Write out the rows below word for word, starting with the first row and continuing through the line that contains "171, 291, 189]", with that line included.

(Rows from a layout dataset)
□ □ □

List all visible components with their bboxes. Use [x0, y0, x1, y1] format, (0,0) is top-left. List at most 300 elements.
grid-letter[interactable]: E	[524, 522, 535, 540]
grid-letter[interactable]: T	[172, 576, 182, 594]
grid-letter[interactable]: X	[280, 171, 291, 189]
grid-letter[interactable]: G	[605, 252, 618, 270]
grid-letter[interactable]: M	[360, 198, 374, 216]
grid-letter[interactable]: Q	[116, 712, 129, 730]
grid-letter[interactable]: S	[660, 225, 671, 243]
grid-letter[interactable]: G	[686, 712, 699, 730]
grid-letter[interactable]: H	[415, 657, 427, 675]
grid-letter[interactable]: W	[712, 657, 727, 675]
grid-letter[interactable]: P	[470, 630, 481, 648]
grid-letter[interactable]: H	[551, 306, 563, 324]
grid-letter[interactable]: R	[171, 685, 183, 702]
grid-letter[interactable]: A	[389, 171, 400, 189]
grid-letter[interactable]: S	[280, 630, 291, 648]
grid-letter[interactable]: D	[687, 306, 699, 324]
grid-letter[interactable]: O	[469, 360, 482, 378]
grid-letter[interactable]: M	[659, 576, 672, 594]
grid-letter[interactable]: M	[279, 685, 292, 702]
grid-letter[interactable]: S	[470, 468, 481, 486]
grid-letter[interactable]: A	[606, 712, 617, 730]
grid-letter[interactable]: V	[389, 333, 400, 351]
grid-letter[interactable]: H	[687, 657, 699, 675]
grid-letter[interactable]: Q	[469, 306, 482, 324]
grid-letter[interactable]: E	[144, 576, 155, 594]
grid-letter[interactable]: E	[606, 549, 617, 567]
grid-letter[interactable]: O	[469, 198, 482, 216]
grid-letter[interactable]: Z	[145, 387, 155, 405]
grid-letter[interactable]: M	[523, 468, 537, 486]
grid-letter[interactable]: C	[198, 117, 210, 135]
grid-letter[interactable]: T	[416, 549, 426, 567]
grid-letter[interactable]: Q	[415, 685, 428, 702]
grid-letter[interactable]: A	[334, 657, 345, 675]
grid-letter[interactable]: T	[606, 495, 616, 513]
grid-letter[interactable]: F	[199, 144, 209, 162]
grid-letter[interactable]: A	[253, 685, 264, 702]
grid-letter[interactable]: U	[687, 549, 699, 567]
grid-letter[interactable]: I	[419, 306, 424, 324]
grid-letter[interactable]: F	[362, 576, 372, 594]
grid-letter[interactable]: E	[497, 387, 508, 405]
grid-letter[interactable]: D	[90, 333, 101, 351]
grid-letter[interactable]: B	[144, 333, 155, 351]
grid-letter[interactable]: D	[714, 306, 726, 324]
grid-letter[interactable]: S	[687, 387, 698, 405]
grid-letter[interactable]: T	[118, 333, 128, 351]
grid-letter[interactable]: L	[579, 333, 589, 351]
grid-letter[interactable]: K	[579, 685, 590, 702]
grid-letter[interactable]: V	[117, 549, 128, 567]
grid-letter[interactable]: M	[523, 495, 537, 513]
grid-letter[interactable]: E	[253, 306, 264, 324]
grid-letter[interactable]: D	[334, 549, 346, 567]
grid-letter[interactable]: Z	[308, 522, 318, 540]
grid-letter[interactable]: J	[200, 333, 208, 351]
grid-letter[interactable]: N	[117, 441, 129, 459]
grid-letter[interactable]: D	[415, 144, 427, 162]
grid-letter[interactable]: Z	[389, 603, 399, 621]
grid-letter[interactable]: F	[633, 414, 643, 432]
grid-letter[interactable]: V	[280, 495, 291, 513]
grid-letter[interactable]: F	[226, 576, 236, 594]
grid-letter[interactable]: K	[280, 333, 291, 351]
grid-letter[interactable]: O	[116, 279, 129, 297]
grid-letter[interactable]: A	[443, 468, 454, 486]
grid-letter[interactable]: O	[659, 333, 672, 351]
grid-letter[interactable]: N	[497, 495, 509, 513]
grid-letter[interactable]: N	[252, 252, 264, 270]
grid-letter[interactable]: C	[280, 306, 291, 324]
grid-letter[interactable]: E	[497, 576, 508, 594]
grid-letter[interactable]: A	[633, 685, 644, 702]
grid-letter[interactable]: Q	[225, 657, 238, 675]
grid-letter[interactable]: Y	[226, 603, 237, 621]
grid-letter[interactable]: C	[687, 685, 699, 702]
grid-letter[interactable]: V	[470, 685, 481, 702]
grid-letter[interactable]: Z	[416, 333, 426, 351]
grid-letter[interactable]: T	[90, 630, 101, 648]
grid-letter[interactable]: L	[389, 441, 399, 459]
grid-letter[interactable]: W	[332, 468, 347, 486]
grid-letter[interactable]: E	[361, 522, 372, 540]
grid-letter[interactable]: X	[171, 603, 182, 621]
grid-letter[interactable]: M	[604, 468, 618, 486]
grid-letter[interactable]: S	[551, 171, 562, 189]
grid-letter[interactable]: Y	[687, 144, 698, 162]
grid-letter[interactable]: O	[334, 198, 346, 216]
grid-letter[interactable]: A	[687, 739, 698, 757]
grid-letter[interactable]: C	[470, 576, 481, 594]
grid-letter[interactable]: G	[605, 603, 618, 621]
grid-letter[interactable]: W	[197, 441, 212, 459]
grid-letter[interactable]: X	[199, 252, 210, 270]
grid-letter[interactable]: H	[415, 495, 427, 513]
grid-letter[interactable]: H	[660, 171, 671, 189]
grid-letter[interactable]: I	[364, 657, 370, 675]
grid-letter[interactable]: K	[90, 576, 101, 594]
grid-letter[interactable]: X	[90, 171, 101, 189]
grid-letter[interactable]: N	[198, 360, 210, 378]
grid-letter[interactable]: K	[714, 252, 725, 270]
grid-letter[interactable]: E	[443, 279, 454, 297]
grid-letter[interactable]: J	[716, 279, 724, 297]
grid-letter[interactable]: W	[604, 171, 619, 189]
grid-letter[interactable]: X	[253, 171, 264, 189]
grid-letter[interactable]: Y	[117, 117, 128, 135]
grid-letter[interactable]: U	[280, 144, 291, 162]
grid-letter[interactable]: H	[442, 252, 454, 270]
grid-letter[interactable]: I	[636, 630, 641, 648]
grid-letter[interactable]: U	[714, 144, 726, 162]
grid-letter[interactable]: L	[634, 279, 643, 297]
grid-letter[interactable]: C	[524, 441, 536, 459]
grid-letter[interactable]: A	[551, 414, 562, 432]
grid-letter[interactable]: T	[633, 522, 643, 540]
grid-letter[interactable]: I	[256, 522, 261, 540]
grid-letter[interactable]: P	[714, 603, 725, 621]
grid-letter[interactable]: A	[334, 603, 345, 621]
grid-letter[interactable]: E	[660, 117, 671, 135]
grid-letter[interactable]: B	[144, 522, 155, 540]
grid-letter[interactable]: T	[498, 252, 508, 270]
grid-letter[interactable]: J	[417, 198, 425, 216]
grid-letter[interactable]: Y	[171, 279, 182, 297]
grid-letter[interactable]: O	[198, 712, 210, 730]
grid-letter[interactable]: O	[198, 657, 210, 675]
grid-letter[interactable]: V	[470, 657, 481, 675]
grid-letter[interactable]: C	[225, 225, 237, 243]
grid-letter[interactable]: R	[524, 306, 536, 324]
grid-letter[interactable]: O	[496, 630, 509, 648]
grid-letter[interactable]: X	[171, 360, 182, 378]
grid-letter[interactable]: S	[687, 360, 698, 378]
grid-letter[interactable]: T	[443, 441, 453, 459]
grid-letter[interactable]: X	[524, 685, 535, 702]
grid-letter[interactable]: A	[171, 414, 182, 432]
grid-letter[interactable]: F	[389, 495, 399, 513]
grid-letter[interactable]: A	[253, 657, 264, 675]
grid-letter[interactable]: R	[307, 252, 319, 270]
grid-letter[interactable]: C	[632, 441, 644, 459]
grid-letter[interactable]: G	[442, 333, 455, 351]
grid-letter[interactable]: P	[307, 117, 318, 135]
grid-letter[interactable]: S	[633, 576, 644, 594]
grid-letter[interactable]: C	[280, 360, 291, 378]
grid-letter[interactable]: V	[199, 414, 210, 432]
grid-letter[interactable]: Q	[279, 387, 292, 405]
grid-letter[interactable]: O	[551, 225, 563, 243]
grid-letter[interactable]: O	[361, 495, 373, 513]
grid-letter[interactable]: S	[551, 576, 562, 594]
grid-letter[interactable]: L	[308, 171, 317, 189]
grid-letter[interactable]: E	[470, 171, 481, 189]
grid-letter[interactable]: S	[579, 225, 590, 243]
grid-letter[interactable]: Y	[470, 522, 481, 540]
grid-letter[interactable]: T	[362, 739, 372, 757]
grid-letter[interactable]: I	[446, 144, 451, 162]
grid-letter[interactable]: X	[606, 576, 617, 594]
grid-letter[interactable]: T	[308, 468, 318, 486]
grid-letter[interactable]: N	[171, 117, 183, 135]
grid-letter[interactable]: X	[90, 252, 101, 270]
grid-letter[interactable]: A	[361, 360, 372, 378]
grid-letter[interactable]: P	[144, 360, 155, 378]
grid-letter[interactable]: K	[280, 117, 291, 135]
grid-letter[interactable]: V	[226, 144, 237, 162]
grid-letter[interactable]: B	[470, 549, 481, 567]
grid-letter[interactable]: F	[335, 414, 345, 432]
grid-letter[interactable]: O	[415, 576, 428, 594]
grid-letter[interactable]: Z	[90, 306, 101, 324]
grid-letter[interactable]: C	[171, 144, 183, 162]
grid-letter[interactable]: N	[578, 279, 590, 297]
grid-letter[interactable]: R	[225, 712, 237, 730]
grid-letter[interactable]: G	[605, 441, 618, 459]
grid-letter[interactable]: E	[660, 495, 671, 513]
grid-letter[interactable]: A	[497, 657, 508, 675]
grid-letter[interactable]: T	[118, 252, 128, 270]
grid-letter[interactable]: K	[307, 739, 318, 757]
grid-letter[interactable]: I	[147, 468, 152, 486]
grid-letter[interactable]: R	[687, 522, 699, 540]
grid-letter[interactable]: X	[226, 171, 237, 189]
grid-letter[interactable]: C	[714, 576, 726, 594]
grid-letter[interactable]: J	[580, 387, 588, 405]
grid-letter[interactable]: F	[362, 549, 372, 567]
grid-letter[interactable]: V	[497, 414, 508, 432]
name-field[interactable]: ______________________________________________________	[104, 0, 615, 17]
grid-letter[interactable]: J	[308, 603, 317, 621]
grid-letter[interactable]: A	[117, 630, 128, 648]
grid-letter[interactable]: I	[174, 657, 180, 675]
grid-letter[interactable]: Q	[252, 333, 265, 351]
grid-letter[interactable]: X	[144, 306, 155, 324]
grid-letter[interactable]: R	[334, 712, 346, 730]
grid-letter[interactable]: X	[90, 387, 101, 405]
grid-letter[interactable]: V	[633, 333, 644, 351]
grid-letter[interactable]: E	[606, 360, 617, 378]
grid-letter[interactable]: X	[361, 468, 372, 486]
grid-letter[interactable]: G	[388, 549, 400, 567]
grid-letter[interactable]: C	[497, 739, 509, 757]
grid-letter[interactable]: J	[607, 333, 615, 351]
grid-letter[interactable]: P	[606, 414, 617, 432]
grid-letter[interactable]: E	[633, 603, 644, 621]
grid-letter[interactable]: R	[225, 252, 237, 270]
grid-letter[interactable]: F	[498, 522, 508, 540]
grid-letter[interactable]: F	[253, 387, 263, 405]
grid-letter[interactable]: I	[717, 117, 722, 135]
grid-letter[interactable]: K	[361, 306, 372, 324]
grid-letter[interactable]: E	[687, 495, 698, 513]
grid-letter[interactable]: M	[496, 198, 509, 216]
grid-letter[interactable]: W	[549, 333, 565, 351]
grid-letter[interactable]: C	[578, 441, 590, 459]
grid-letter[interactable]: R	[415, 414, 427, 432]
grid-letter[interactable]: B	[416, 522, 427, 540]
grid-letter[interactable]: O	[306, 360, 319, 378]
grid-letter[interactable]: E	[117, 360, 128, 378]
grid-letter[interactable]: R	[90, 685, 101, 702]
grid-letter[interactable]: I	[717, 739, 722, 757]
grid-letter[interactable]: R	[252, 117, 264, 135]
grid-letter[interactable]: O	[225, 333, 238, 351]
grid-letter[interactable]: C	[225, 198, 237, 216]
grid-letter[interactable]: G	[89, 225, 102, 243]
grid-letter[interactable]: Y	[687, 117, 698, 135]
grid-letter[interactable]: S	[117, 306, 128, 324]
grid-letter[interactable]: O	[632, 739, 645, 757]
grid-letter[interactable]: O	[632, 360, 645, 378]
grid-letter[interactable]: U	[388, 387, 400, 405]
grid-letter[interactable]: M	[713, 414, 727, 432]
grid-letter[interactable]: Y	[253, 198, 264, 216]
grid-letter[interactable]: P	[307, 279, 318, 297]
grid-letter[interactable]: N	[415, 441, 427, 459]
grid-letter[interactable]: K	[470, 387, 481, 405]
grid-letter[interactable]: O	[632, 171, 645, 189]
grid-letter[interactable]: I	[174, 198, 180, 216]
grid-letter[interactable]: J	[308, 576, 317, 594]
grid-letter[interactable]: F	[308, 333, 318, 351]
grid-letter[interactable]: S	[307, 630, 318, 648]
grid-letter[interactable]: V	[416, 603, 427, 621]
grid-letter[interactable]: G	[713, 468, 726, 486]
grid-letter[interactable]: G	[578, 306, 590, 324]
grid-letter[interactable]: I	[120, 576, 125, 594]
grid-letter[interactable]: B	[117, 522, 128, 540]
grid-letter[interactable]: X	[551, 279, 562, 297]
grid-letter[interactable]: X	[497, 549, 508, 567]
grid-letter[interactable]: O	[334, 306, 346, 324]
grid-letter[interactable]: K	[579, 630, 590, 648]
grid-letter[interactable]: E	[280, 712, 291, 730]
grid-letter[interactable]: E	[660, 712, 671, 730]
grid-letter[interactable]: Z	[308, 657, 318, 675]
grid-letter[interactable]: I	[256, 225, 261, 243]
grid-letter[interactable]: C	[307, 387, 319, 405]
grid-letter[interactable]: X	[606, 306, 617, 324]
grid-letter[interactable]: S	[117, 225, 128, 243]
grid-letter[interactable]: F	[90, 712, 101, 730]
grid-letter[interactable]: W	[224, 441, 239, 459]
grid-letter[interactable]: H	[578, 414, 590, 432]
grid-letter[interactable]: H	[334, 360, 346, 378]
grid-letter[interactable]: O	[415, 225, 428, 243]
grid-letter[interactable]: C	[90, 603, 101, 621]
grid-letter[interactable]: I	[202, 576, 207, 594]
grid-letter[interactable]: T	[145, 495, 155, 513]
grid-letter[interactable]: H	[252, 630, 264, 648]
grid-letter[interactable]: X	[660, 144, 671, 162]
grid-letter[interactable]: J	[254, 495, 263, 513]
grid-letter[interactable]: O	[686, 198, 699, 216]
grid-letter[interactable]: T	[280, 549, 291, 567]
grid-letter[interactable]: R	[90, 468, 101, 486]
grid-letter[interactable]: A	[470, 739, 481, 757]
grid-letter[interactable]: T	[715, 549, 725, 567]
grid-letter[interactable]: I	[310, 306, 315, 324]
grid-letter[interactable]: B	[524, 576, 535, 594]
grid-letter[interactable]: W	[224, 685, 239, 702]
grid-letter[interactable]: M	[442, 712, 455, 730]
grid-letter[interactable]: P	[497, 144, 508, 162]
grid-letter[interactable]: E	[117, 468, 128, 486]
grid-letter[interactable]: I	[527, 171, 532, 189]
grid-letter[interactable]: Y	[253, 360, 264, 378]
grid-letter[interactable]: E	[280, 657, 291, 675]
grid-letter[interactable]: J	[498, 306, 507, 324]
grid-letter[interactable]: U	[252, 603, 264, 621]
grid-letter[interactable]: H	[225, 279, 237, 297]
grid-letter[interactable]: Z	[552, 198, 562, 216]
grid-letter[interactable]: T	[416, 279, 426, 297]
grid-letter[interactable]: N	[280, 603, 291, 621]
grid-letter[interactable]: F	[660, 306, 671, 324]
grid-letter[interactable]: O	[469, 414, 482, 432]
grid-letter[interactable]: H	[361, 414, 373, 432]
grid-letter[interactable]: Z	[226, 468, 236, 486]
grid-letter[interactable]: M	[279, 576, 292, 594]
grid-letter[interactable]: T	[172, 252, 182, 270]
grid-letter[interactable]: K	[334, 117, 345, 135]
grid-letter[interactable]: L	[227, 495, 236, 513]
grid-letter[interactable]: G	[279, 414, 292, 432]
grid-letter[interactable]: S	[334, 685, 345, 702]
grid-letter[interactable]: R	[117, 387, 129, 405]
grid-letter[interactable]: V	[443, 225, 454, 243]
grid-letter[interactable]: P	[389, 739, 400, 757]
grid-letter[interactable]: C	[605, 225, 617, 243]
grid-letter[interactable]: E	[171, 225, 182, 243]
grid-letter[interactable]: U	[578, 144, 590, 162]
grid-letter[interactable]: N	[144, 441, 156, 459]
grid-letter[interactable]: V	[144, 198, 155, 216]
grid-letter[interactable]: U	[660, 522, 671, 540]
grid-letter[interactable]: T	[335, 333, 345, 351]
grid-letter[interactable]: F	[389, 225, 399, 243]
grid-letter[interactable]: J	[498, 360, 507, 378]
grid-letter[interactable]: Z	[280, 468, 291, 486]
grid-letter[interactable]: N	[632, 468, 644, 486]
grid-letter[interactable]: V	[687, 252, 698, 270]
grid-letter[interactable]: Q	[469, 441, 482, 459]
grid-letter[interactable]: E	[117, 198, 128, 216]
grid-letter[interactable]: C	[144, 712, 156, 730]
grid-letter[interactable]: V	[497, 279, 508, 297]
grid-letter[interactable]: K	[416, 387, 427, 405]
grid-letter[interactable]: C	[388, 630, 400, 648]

□ □ □

Answer below:
List all visible components with their bboxes. Use [x0, y0, x1, y1] format, (0,0) is top-left. List at most 300 elements.
grid-letter[interactable]: E	[524, 522, 535, 540]
grid-letter[interactable]: T	[172, 576, 182, 594]
grid-letter[interactable]: X	[280, 171, 291, 189]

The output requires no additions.